Stated problem: Your task is to give the data again, exactly, with every line intact.

Entries from a dataset:
┄┄┄┄┄┄┄┄┄┄
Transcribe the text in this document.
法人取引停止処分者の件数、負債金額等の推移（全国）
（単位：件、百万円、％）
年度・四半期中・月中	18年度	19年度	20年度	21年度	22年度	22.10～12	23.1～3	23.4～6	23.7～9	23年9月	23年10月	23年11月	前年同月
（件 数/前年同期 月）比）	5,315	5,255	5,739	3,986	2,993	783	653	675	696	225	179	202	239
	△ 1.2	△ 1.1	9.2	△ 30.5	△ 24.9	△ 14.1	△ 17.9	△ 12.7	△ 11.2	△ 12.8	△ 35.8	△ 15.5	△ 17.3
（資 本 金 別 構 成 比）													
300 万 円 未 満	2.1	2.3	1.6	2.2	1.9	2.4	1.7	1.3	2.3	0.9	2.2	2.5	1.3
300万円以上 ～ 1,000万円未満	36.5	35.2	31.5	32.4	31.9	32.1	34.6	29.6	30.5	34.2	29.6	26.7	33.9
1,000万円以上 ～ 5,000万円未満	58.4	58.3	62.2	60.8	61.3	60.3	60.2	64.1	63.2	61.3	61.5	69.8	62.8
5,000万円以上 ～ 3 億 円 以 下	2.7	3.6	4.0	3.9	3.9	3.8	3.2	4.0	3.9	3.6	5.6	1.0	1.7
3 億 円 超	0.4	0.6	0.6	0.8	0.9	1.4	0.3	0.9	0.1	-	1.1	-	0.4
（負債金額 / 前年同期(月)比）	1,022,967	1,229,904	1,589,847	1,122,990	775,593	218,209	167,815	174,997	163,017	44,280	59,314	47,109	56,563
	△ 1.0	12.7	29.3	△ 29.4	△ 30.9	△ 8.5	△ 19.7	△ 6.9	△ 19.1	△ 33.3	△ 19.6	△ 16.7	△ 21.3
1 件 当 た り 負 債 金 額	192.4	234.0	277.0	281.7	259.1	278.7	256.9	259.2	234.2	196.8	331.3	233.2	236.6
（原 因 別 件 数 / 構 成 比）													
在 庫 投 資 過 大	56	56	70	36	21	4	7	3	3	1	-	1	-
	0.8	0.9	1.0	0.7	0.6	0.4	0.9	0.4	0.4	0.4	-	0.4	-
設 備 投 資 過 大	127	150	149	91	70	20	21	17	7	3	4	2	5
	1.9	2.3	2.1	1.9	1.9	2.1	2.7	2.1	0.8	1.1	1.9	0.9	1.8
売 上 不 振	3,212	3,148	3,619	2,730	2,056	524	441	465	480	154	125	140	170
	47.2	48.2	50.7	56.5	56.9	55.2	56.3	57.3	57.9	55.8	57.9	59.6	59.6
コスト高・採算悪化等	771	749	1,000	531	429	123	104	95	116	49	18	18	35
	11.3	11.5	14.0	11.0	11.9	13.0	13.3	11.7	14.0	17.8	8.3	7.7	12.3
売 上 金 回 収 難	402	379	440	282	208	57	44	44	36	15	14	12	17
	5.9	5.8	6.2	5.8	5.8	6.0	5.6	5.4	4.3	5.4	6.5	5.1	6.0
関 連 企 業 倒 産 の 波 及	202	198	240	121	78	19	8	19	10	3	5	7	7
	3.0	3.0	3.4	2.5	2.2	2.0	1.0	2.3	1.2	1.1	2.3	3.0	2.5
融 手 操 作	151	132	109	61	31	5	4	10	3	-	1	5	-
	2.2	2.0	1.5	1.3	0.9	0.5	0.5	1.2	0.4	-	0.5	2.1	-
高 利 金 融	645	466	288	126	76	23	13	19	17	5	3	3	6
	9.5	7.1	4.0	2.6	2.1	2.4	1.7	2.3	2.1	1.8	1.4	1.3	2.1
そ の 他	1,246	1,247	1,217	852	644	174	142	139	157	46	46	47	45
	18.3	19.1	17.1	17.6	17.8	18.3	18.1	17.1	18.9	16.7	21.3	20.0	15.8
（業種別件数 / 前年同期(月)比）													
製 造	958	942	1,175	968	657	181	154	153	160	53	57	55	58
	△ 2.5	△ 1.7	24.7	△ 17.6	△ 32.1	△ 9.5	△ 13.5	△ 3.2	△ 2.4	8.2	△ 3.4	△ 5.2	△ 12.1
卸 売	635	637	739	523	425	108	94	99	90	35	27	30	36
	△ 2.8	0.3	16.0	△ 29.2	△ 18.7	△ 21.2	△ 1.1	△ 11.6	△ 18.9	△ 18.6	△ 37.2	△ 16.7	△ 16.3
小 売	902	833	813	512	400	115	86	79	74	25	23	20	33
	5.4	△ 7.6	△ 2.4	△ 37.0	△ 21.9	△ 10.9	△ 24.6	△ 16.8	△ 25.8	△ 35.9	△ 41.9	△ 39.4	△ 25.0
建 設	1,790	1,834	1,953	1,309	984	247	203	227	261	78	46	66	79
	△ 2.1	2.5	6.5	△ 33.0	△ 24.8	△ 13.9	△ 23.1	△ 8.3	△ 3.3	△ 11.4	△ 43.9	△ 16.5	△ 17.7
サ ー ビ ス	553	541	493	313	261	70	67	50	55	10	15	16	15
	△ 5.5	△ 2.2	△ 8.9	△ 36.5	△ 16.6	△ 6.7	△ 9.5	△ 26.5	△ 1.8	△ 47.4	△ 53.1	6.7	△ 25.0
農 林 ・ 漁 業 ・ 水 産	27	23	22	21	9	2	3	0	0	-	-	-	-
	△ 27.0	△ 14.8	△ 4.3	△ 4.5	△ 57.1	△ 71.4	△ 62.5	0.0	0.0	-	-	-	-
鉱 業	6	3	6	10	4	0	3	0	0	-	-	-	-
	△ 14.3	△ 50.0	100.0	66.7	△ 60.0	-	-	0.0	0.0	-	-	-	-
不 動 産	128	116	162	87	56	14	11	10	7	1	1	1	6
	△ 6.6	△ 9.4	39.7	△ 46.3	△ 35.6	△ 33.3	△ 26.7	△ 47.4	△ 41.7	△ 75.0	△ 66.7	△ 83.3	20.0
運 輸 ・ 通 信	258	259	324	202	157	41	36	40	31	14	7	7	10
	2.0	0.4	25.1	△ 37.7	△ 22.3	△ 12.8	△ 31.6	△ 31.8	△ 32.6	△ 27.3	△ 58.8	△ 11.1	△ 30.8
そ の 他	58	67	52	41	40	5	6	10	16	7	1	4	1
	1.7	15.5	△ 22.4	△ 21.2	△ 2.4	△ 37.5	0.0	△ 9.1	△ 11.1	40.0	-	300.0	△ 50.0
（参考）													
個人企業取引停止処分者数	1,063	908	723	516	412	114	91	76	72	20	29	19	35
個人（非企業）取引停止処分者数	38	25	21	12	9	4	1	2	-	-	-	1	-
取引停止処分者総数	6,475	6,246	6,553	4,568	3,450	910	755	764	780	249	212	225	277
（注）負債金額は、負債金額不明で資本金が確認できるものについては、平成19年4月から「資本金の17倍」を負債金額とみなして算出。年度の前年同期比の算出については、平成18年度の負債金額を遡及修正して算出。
┄┄┄┄┄┄┄┄┄┄
Completed task:
Transcribe the text in this document.
法人取引停止処分者の件数、負債金額等の推移（全国）
（単位：件、百万円、％）
年度・四半期中・月中	18年度	19年度	20年度	21年度	22年度	22.10～12	23.1～3	23.4～6	23.7～9	23年9月	23年10月	23年11月	前年同月
（件 数/前年同期 月）比）	5,315	5,255	5,739	3,986	2,993	783	653	675	696	225	179	202	239
	△ 1.2	△ 1.1	9.2	△ 30.5	△ 24.9	△ 14.1	△ 17.9	△ 12.7	△ 11.2	△ 12.8	△ 35.8	△ 15.5	△ 17.3
（資 本 金 別 構 成 比）													
300 万 円 未 満	2.1	2.3	1.6	2.2	1.9	2.4	1.7	1.3	2.3	0.9	2.2	2.5	1.3
300万円以上 ～ 1,000万円未満	36.5	35.2	31.5	32.4	31.9	32.1	34.6	29.6	30.5	34.2	29.6	26.7	33.9
1,000万円以上 ～ 5,000万円未満	58.4	58.3	62.2	60.8	61.3	60.3	60.2	64.1	63.2	61.3	61.5	69.8	62.8
5,000万円以上 ～ 3 億 円 以 下	2.7	3.6	4.0	3.9	3.9	3.8	3.2	4.0	3.9	3.6	5.6	1.0	1.7
3 億 円 超	0.4	0.6	0.6	0.8	0.9	1.4	0.3	0.9	0.1	-	1.1	-	0.4
（負債金額 / 前年同期(月)比）	1,022,967	1,229,904	1,589,847	1,122,990	775,593	218,209	167,815	174,997	163,017	44,280	59,314	47,109	56,563
	△ 1.0	12.7	29.3	△ 29.4	△ 30.9	△ 8.5	△ 19.7	△ 6.9	△ 19.1	△ 33.3	△ 19.6	△ 16.7	△ 21.3
1 件 当 た り 負 債 金 額	192.4	234.0	277.0	281.7	259.1	278.7	256.9	259.2	234.2	196.8	331.3	233.2	236.6
（原 因 別 件 数 / 構 成 比）													
在 庫 投 資 過 大	56	56	70	36	21	4	7	3	3	1	-	1	-
	0.8	0.9	1.0	0.7	0.6	0.4	0.9	0.4	0.4	0.4	-	0.4	-
設 備 投 資 過 大	127	150	149	91	70	20	21	17	7	3	4	2	5
	1.9	2.3	2.1	1.9	1.9	2.1	2.7	2.1	0.8	1.1	1.9	0.9	1.8
売 上 不 振	3,212	3,148	3,619	2,730	2,056	524	441	465	480	154	125	140	170
	47.2	48.2	50.7	56.5	56.9	55.2	56.3	57.3	57.9	55.8	57.9	59.6	59.6
コスト高・採算悪化等	771	749	1,000	531	429	123	104	95	116	49	18	18	35
	11.3	11.5	14.0	11.0	11.9	13.0	13.3	11.7	14.0	17.8	8.3	7.7	12.3
売 上 金 回 収 難	402	379	440	282	208	57	44	44	36	15	14	12	17
	5.9	5.8	6.2	5.8	5.8	6.0	5.6	5.4	4.3	5.4	6.5	5.1	6.0
関 連 企 業 倒 産 の 波 及	202	198	240	121	78	19	8	19	10	3	5	7	7
	3.0	3.0	3.4	2.5	2.2	2.0	1.0	2.3	1.2	1.1	2.3	3.0	2.5
融 手 操 作	151	132	109	61	31	5	4	10	3	-	1	5	-
	2.2	2.0	1.5	1.3	0.9	0.5	0.5	1.2	0.4	-	0.5	2.1	-
高 利 金 融	645	466	288	126	76	23	13	19	17	5	3	3	6
	9.5	7.1	4.0	2.6	2.1	2.4	1.7	2.3	2.1	1.8	1.4	1.3	2.1
そ の 他	1,246	1,247	1,217	852	644	174	142	139	157	46	46	47	45
	18.3	19.1	17.1	17.6	17.8	18.3	18.1	17.1	18.9	16.7	21.3	20.0	15.8
（業種別件数 / 前年同期(月)比）													
製 造	958	942	1,175	968	657	181	154	153	160	53	57	55	58
	△ 2.5	△ 1.7	24.7	△ 17.6	△ 32.1	△ 9.5	△ 13.5	△ 3.2	△ 2.4	8.2	△ 3.4	△ 5.2	△ 12.1
卸 売	635	637	739	523	425	108	94	99	90	35	27	30	36
	△ 2.8	0.3	16.0	△ 29.2	△ 18.7	△ 21.2	△ 1.1	△ 11.6	△ 18.9	△ 18.6	△ 37.2	△ 16.7	△ 16.3
小 売	902	833	813	512	400	115	86	79	74	25	23	20	33
	5.4	△ 7.6	△ 2.4	△ 37.0	△ 21.9	△ 10.9	△ 24.6	△ 16.8	△ 25.8	△ 35.9	△ 41.9	△ 39.4	△ 25.0
建 設	1,790	1,834	1,953	1,309	984	247	203	227	261	78	46	66	79
	△ 2.1	2.5	6.5	△ 33.0	△ 24.8	△ 13.9	△ 23.1	△ 8.3	△ 3.3	△ 11.4	△ 43.9	△ 16.5	△ 17.7
サ ー ビ ス	553	541	493	313	261	70	67	50	55	10	15	16	15
	△ 5.5	△ 2.2	△ 8.9	△ 36.5	△ 16.6	△ 6.7	△ 9.5	△ 26.5	△ 1.8	△ 47.4	△ 53.1	6.7	△ 25.0
農 林 ・ 漁 業 ・ 水 産	27	23	22	21	9	2	3	0	0	-	-	-	-
	△ 27.0	△ 14.8	△ 4.3	△ 4.5	△ 57.1	△ 71.4	△ 62.5	0.0	0.0	-	-	-	-
鉱 業	6	3	6	10	4	0	3	0	0	-	-	-	-
	△ 14.3	△ 50.0	100.0	66.7	△ 60.0	-	-	0.0	0.0	-	-	-	-
不 動 産	128	116	162	87	56	14	11	10	7	1	1	1	6
	△ 6.6	△ 9.4	39.7	△ 46.3	△ 35.6	△ 33.3	△ 26.7	△ 47.4	△ 41.7	△ 75.0	△ 66.7	△ 83.3	20.0
運 輸 ・ 通 信	258	259	324	202	157	41	36	40	31	14	7	7	10
	2.0	0.4	25.1	△ 37.7	△ 22.3	△ 12.8	△ 31.6	△ 31.8	△ 32.6	△ 27.3	△ 58.8	△ 11.1	△ 30.8
そ の 他	58	67	52	41	40	5	6	10	16	7	1	4	1
	1.7	15.5	△ 22.4	△ 21.2	△ 2.4	△ 37.5	0.0	△ 9.1	△ 11.1	40.0	-	300.0	△ 50.0
（参考）													
個人企業取引停止処分者数	1,063	908	723	516	412	114	91	76	72	20	29	19	35
個人（非企業）取引停止処分者数	38	25	21	12	9	4	1	2	-	-	-	1	-
取引停止処分者総数	6,475	6,246	6,553	4,568	3,450	910	755	764	780	249	212	225	277
（注）負債金額は、負債金額不明で資本金が確認できるものについては、平成19年4月から「資本金の17倍」を負債金額とみなして算出。年度の前年同期比の算出については、平成18年度の負債金額を遡及修正して算出。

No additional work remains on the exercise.